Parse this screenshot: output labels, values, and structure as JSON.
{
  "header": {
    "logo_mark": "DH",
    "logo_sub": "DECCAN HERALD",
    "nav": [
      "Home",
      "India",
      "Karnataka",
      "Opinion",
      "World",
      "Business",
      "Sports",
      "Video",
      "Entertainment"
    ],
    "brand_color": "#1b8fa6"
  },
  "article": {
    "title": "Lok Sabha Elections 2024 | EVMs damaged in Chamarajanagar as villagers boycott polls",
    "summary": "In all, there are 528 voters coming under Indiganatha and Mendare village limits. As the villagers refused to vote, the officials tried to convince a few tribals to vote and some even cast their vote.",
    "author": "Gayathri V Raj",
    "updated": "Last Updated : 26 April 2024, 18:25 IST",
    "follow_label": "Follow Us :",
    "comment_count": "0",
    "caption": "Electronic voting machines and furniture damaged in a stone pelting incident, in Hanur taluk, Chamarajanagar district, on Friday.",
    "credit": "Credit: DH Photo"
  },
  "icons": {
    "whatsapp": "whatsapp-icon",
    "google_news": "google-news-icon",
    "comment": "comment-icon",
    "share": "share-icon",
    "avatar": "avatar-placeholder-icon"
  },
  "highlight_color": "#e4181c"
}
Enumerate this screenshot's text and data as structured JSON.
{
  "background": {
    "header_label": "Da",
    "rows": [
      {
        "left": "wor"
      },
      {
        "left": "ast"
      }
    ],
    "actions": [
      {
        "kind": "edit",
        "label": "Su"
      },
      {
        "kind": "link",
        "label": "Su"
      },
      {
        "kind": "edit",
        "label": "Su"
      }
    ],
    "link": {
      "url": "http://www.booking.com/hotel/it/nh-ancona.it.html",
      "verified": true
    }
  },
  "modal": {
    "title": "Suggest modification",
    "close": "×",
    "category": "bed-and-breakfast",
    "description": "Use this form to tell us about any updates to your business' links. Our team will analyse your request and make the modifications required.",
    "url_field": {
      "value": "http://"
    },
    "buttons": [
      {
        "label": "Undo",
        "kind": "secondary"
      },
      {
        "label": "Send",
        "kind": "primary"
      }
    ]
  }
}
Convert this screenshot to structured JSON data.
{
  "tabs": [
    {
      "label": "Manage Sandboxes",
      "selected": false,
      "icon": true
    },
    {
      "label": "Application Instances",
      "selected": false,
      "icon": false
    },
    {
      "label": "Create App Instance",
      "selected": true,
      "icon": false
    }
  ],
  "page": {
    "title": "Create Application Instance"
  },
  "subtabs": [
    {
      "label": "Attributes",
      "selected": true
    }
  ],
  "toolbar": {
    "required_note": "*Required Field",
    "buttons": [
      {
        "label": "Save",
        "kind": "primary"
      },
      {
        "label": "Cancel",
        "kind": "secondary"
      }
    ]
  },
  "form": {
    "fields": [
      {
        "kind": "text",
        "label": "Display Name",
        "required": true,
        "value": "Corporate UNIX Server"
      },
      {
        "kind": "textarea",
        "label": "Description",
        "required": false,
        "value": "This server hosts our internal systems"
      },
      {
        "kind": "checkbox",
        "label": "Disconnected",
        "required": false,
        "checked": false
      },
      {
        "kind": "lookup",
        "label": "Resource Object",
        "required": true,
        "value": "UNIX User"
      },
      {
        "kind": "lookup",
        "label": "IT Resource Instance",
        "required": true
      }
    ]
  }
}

────────────────────

Take the lines above and print them exactly.

Parse this screenshot: output labels, values, and structure as JSON.
{
  "header": {
    "logo_mark": "DH",
    "logo_sub": "DECCAN HERALD",
    "nav": [
      "Home",
      "India",
      "Karnataka",
      "Opinion",
      "World",
      "Business",
      "Sports",
      "Video",
      "Entertainment"
    ],
    "brand_color": "#1b8fa6"
  },
  "article": {
    "title": "Lok Sabha Elections 2024 | EVMs damaged in Chamarajanagar as villagers boycott polls",
    "summary": "In all, there are 528 voters coming under Indiganatha and Mendare village limits. As the villagers refused to vote, the officials tried to convince a few tribals to vote and some even cast their vote.",
    "author": "Gayathri V Raj",
    "updated": "Last Updated : 26 April 2024, 18:25 IST",
    "follow_label": "Follow Us :",
    "comment_count": "0",
    "caption": "Electronic voting machines and furniture damaged in a stone pelting incident, in Hanur taluk, Chamarajanagar district, on Friday.",
    "credit": "Credit: DH Photo"
  },
  "icons": {
    "whatsapp": "whatsapp-icon",
    "google_news": "google-news-icon",
    "comment": "comment-icon",
    "share": "share-icon",
    "avatar": "avatar-placeholder-icon"
  },
  "highlight_color": "#e4181c"
}
Enumerate this screenshot's text and data as structured JSON.
{
  "background": {
    "header_label": "Da",
    "rows": [
      {
        "left": "wor"
      },
      {
        "left": "ast"
      }
    ],
    "actions": [
      {
        "kind": "edit",
        "label": "Su"
      },
      {
        "kind": "link",
        "label": "Su"
      },
      {
        "kind": "edit",
        "label": "Su"
      }
    ],
    "link": {
      "url": "http://www.booking.com/hotel/it/nh-ancona.it.html",
      "verified": true
    }
  },
  "modal": {
    "title": "Suggest modification",
    "close": "×",
    "category": "bed-and-breakfast",
    "description": "Use this form to tell us about any updates to your business' links. Our team will analyse your request and make the modifications required.",
    "url_field": {
      "value": "http://"
    },
    "buttons": [
      {
        "label": "Undo",
        "kind": "secondary"
      },
      {
        "label": "Send",
        "kind": "primary"
      }
    ]
  }
}
Convert this screenshot to structured JSON data.
{
  "tabs": [
    {
      "label": "Manage Sandboxes",
      "selected": false,
      "icon": true
    },
    {
      "label": "Application Instances",
      "selected": false,
      "icon": false
    },
    {
      "label": "Create App Instance",
      "selected": true,
      "icon": false
    }
  ],
  "page": {
    "title": "Create Application Instance"
  },
  "subtabs": [
    {
      "label": "Attributes",
      "selected": true
    }
  ],
  "toolbar": {
    "required_note": "*Required Field",
    "buttons": [
      {
        "label": "Save",
        "kind": "primary"
      },
      {
        "label": "Cancel",
        "kind": "secondary"
      }
    ]
  },
  "form": {
    "fields": [
      {
        "kind": "text",
        "label": "Display Name",
        "required": true,
        "value": "Corporate UNIX Server"
      },
      {
        "kind": "textarea",
        "label": "Description",
        "required": false,
        "value": "This server hosts our internal systems"
      },
      {
        "kind": "checkbox",
        "label": "Disconnected",
        "required": false,
        "checked": false
      },
      {
        "kind": "lookup",
        "label": "Resource Object",
        "required": true,
        "value": "UNIX User"
      },
      {
        "kind": "lookup",
        "label": "IT Resource Instance",
        "required": true
      }
    ]
  }
}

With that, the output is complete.